Consegna →
Mostra tutte le righe dei record che contengono la stringa "column".

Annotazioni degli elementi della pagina
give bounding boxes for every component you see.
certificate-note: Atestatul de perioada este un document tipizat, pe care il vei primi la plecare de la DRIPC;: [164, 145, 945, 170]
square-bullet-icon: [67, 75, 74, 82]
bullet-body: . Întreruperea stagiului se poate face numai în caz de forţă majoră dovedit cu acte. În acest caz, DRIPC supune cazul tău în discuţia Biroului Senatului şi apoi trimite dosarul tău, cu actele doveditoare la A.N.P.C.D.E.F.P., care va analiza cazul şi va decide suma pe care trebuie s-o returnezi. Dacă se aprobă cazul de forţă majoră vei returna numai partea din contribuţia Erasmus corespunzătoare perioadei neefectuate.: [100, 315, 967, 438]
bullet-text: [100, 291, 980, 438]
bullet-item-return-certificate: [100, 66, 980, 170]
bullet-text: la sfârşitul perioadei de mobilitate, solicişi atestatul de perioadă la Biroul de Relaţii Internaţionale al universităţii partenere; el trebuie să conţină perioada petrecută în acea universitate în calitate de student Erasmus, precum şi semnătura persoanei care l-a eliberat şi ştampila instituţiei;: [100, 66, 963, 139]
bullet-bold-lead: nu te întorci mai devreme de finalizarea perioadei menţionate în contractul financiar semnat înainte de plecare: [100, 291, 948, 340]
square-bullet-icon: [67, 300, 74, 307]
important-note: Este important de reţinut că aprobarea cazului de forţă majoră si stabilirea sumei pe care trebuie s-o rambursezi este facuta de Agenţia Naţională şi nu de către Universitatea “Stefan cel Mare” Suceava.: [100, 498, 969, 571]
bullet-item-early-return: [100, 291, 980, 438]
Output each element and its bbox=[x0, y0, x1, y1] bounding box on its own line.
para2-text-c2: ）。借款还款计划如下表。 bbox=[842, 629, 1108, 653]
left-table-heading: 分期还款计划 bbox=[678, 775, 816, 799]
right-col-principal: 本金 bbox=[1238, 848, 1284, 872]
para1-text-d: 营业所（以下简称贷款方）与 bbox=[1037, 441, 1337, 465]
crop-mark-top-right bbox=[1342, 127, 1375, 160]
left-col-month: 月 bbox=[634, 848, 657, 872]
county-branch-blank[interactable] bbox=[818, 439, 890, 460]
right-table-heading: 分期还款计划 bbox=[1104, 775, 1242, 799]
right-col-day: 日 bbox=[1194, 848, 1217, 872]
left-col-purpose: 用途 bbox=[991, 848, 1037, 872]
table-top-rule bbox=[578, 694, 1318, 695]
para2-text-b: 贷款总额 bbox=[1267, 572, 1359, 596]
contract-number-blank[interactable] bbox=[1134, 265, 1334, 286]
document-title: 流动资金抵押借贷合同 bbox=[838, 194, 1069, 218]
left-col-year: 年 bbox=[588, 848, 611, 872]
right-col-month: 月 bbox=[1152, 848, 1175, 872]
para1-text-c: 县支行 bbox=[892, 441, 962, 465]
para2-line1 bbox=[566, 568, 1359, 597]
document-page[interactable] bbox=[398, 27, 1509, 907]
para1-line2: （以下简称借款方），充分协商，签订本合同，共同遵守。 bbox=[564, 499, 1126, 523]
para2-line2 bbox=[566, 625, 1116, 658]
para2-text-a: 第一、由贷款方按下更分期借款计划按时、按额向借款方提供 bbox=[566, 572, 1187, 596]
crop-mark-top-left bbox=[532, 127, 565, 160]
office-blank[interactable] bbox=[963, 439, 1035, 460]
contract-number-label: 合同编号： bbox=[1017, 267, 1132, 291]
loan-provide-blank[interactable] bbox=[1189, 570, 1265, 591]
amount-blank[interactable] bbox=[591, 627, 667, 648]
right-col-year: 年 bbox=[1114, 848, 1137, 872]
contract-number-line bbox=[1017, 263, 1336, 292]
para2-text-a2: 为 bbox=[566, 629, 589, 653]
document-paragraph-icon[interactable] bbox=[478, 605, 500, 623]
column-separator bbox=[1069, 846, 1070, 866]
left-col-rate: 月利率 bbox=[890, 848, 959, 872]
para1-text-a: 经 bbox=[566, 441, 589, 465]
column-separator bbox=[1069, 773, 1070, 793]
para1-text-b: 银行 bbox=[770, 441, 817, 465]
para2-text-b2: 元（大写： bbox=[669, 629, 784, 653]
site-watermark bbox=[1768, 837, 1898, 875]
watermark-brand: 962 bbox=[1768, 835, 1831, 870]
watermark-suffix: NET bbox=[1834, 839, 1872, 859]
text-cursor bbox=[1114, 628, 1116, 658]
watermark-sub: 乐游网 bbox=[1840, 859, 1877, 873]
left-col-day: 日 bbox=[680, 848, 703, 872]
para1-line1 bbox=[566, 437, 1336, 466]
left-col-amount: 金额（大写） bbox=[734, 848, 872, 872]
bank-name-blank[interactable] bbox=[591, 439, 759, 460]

La risposta →
column-separator bbox=[1069, 846, 1070, 866]
column-separator bbox=[1069, 773, 1070, 793]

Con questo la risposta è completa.